__Written problem__
Send back the records in full, character for character.

++++ Listed records

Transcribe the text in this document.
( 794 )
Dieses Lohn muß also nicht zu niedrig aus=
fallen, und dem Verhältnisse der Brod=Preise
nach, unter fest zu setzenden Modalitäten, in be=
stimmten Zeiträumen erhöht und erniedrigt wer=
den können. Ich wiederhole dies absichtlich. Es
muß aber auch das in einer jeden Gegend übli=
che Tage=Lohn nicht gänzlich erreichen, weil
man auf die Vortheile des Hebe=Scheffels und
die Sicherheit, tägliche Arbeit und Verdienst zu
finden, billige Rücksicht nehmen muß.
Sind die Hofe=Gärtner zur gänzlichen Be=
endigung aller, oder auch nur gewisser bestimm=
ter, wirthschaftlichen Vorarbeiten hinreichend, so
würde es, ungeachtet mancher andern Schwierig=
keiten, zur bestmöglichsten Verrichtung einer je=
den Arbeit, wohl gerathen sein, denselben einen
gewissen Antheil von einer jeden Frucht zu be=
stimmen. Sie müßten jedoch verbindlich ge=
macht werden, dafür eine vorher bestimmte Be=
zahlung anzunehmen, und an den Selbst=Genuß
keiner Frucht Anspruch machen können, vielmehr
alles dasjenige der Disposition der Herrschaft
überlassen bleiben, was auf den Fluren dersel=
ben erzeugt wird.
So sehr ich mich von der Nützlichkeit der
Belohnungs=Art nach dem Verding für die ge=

++++++++

__Solution for this task__
Transcribe the text in this document.
( 794 )
Dieses Lohn muß also nicht zu niedrig aus=
fallen, und dem Verhältnisse der Brod=Preise
nach, unter fest zu setzenden Modalitäten, in be=
stimmten Zeiträumen erhöht und erniedrigt wer=
den können. Ich wiederhole dies absichtlich. Es
muß aber auch das in einer jeden Gegend übli=
che Tage=Lohn nicht gänzlich erreichen, weil
man auf die Vortheile des Hebe=Scheffels und
die Sicherheit, tägliche Arbeit und Verdienst zu
finden, billige Rücksicht nehmen muß.
Sind die Hofe=Gärtner zur gänzlichen Be=
endigung aller, oder auch nur gewisser bestimm=
ter, wirthschaftlichen Vorarbeiten hinreichend, so
würde es, ungeachtet mancher andern Schwierig=
keiten, zur bestmöglichsten Verrichtung einer je=
den Arbeit, wohl gerathen sein, denselben einen
gewissen Antheil von einer jeden Frucht zu be=
stimmen. Sie müßten jedoch verbindlich ge=
macht werden, dafür eine vorher bestimmte Be=
zahlung anzunehmen, und an den Selbst=Genuß
keiner Frucht Anspruch machen können, vielmehr
alles dasjenige der Disposition der Herrschaft
überlassen bleiben, was auf den Fluren dersel=
ben erzeugt wird.
So sehr ich mich von der Nützlichkeit der
Belohnungs=Art nach dem Verding für die ge=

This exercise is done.